EXERCISE DETAILS – Make an exact copy of all the records.

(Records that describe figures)

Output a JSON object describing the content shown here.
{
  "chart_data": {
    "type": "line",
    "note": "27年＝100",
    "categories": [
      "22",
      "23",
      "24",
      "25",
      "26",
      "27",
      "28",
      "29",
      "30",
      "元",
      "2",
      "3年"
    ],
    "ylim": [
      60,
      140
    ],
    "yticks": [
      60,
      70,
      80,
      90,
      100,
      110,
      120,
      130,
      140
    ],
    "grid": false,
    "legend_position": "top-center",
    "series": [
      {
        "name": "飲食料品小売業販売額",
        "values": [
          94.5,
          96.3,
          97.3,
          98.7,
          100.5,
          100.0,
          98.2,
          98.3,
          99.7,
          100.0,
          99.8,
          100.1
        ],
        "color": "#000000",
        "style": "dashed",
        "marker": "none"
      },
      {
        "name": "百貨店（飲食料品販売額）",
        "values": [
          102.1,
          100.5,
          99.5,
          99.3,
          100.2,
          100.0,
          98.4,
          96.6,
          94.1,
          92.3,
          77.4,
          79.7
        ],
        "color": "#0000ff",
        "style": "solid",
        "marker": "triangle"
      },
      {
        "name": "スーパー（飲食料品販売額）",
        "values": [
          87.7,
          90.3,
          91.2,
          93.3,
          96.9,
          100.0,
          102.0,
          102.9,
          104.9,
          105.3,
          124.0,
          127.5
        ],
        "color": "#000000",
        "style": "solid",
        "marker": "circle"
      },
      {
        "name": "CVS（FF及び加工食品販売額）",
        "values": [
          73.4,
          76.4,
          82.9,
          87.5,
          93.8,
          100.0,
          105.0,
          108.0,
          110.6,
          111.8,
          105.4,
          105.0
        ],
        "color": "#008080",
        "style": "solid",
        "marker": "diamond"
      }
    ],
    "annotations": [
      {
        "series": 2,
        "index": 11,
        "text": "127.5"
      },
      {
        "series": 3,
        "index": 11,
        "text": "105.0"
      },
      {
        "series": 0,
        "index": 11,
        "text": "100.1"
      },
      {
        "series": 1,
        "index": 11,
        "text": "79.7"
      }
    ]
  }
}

FINAL RESULT –
Output a JSON object describing the content shown here.
{
  "chart_data": {
    "type": "line",
    "note": "27年＝100",
    "categories": [
      "22",
      "23",
      "24",
      "25",
      "26",
      "27",
      "28",
      "29",
      "30",
      "元",
      "2",
      "3年"
    ],
    "ylim": [
      60,
      140
    ],
    "yticks": [
      60,
      70,
      80,
      90,
      100,
      110,
      120,
      130,
      140
    ],
    "grid": false,
    "legend_position": "top-center",
    "series": [
      {
        "name": "飲食料品小売業販売額",
        "values": [
          94.5,
          96.3,
          97.3,
          98.7,
          100.5,
          100.0,
          98.2,
          98.3,
          99.7,
          100.0,
          99.8,
          100.1
        ],
        "color": "#000000",
        "style": "dashed",
        "marker": "none"
      },
      {
        "name": "百貨店（飲食料品販売額）",
        "values": [
          102.1,
          100.5,
          99.5,
          99.3,
          100.2,
          100.0,
          98.4,
          96.6,
          94.1,
          92.3,
          77.4,
          79.7
        ],
        "color": "#0000ff",
        "style": "solid",
        "marker": "triangle"
      },
      {
        "name": "スーパー（飲食料品販売額）",
        "values": [
          87.7,
          90.3,
          91.2,
          93.3,
          96.9,
          100.0,
          102.0,
          102.9,
          104.9,
          105.3,
          124.0,
          127.5
        ],
        "color": "#000000",
        "style": "solid",
        "marker": "circle"
      },
      {
        "name": "CVS（FF及び加工食品販売額）",
        "values": [
          73.4,
          76.4,
          82.9,
          87.5,
          93.8,
          100.0,
          105.0,
          108.0,
          110.6,
          111.8,
          105.4,
          105.0
        ],
        "color": "#008080",
        "style": "solid",
        "marker": "diamond"
      }
    ],
    "annotations": [
      {
        "series": 2,
        "index": 11,
        "text": "127.5"
      },
      {
        "series": 3,
        "index": 11,
        "text": "105.0"
      },
      {
        "series": 0,
        "index": 11,
        "text": "100.1"
      },
      {
        "series": 1,
        "index": 11,
        "text": "79.7"
      }
    ]
  }
}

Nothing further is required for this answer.